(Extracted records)
|---|
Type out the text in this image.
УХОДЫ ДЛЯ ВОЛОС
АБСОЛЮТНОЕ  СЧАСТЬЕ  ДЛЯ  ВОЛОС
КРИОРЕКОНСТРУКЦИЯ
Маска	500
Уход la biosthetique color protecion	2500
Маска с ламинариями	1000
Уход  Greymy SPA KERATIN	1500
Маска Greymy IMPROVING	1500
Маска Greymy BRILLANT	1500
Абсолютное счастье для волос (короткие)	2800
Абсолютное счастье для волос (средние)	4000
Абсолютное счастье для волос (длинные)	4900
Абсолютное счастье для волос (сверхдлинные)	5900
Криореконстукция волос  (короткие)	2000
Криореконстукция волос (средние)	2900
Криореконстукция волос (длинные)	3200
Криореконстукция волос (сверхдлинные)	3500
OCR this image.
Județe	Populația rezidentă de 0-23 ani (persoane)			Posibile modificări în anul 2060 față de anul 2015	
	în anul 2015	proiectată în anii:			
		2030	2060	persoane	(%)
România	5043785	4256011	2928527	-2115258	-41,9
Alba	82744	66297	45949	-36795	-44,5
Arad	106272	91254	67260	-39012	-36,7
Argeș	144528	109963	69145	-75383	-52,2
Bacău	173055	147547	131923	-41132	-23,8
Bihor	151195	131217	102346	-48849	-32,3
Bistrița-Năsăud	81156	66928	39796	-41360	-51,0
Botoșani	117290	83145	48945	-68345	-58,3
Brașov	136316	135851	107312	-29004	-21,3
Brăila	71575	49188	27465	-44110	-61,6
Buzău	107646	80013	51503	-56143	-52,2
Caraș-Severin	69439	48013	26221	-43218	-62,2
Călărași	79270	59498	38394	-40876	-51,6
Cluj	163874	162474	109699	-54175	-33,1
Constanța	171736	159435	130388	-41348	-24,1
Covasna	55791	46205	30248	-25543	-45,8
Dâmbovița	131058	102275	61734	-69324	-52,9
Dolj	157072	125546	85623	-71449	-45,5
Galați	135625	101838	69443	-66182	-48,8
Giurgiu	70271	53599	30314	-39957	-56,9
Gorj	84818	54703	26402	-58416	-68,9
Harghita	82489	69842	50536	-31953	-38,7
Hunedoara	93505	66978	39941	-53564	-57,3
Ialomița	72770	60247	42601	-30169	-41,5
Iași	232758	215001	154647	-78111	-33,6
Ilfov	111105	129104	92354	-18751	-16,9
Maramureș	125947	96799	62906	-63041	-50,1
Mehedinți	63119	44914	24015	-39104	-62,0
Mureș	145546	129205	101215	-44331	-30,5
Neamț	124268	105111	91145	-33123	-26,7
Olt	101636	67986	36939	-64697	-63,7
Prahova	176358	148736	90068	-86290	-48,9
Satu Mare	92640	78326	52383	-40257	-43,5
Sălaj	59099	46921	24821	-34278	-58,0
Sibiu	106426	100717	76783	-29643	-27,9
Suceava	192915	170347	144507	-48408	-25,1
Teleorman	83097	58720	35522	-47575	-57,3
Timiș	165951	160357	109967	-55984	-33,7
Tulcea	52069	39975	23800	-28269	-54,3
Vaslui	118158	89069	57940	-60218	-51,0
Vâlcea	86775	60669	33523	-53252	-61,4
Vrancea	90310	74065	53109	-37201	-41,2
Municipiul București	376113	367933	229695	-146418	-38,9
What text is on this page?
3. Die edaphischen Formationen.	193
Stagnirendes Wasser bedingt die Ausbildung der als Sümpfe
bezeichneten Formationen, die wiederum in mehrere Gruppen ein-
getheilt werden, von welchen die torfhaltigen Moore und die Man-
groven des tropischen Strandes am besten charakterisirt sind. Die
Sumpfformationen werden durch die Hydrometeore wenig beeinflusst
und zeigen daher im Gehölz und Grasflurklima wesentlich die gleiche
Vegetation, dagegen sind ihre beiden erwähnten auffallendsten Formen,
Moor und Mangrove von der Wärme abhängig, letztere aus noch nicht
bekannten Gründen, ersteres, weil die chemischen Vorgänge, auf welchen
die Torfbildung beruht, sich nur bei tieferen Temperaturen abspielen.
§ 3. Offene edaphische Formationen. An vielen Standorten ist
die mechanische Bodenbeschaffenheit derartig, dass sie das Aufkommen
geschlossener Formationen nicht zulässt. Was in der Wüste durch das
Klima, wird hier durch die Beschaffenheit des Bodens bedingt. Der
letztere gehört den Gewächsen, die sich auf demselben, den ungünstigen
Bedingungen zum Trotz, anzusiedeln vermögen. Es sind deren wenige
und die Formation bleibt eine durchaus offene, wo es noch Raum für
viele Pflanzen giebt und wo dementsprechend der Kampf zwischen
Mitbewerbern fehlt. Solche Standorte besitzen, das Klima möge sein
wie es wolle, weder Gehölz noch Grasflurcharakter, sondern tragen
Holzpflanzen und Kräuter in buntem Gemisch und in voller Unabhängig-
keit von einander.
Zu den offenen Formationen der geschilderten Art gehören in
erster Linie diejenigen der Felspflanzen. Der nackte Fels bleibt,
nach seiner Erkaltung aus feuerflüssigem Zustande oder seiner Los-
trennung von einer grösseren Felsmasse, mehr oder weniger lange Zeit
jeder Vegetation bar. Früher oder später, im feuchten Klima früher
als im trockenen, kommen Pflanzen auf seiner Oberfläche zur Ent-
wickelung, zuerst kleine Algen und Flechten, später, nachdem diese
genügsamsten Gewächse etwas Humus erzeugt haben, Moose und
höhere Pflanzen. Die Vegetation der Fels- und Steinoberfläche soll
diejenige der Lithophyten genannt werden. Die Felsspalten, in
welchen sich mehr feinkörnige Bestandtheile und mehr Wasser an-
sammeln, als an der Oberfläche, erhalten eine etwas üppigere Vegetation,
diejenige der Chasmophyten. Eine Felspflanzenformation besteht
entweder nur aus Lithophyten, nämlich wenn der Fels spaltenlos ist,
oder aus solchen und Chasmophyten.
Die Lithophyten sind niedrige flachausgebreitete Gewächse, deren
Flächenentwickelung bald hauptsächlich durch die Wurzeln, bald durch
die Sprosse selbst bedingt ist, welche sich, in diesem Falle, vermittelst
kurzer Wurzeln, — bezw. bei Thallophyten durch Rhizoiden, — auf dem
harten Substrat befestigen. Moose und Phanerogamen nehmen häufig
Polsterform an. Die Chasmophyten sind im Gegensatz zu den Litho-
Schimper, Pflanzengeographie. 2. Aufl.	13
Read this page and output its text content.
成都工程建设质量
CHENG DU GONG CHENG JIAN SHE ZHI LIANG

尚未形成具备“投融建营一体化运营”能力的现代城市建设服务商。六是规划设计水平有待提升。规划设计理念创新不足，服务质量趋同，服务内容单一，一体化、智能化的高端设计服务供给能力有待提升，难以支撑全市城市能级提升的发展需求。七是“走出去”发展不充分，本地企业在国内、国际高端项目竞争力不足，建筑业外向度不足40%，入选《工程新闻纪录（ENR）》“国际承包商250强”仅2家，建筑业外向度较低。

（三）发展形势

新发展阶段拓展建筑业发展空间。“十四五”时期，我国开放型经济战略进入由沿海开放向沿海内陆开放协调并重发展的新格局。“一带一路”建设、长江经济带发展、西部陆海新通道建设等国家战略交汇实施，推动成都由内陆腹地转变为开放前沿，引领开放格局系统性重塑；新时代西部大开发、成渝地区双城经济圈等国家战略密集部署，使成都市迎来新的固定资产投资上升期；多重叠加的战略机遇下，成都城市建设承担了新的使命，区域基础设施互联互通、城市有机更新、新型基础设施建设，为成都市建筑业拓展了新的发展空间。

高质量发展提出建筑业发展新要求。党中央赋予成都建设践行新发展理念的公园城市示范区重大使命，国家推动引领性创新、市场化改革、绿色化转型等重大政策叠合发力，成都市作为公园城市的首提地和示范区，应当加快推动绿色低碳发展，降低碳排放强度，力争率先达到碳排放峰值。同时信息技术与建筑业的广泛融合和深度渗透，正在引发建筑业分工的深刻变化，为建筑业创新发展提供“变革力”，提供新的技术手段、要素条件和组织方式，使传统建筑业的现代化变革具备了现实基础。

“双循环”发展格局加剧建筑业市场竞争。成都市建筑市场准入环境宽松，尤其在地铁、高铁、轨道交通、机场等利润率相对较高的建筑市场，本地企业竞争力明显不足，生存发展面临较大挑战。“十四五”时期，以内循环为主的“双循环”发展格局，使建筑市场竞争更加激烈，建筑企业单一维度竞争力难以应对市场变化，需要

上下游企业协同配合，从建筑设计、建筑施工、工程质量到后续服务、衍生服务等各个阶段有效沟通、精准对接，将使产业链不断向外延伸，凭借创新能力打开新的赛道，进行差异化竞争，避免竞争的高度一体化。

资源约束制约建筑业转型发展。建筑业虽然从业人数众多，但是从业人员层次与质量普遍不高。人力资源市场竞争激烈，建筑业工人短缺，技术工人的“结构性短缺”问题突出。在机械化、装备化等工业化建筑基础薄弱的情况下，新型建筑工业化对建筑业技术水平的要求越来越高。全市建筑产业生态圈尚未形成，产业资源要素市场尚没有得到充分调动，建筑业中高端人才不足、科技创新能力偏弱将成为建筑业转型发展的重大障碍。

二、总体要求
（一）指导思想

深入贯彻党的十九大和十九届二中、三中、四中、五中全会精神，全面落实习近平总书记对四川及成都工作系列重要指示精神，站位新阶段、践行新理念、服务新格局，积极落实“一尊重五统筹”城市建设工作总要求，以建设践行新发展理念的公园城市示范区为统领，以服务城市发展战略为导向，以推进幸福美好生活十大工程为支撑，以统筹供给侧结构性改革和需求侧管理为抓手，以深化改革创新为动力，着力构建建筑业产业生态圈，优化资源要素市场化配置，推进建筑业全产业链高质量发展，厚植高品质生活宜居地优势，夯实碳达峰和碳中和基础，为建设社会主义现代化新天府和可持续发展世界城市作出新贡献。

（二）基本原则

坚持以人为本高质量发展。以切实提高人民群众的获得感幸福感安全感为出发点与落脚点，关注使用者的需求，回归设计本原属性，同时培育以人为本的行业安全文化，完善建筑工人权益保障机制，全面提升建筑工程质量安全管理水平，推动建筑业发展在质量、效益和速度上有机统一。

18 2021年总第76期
|---|
Check each line of the records for the word "bleibt" and extract those that contain it.

und die Formation bleibt eine durchaus offene, wo es noch Raum für
erster Linie diejenigen der Felspflanzen. Der nackte Fels bleibt,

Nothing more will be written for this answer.